>>>

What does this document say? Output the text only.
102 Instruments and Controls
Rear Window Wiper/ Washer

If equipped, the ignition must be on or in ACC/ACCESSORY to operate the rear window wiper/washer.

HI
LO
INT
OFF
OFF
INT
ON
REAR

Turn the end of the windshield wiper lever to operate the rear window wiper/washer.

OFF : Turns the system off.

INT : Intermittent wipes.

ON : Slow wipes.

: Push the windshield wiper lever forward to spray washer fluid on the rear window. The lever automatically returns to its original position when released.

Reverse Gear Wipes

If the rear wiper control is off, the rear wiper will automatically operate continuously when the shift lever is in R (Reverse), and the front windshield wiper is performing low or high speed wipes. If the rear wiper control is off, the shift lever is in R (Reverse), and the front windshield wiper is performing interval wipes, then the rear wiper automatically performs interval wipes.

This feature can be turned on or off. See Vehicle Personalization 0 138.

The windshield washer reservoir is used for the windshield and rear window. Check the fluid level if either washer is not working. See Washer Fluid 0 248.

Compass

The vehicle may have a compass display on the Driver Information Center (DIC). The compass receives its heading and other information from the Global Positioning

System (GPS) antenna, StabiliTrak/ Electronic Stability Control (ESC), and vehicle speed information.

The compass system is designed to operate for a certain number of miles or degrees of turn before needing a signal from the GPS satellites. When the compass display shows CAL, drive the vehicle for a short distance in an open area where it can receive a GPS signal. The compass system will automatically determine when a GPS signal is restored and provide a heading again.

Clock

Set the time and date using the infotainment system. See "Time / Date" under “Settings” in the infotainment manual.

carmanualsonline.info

<<<
>>>

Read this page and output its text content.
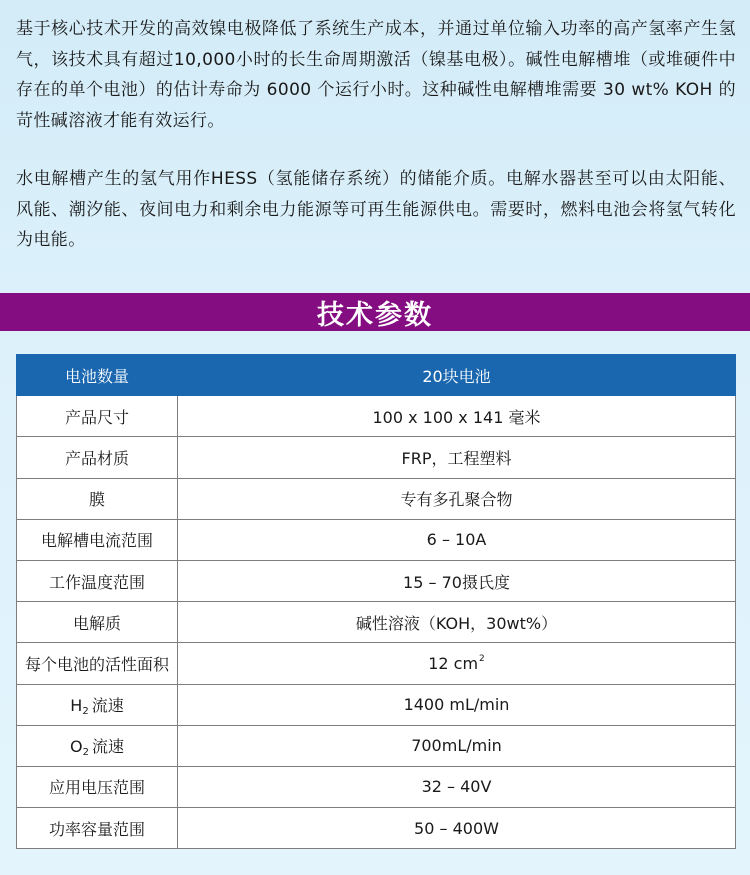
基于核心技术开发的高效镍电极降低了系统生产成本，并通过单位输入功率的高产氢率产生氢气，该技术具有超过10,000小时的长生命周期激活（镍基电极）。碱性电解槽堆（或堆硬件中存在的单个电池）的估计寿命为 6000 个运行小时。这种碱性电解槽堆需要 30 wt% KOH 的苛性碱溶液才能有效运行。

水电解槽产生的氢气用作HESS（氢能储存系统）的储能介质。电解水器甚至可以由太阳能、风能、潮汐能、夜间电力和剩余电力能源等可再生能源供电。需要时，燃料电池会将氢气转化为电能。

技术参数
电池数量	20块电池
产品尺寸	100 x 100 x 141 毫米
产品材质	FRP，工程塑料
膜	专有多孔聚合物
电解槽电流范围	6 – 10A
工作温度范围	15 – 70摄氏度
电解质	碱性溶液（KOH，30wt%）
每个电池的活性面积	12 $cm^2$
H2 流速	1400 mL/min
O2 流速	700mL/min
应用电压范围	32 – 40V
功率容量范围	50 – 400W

<<<

- _PROBLEM_
Locate all lines in the listing above with the word "information" and copy them.

- _RESULT_
The vehicle may have a compass display on the Driver Information Center (DIC). The compass receives its heading and other information from the Global Positioning
System (GPS) antenna, StabiliTrak/ Electronic Stability Control (ESC), and vehicle speed information.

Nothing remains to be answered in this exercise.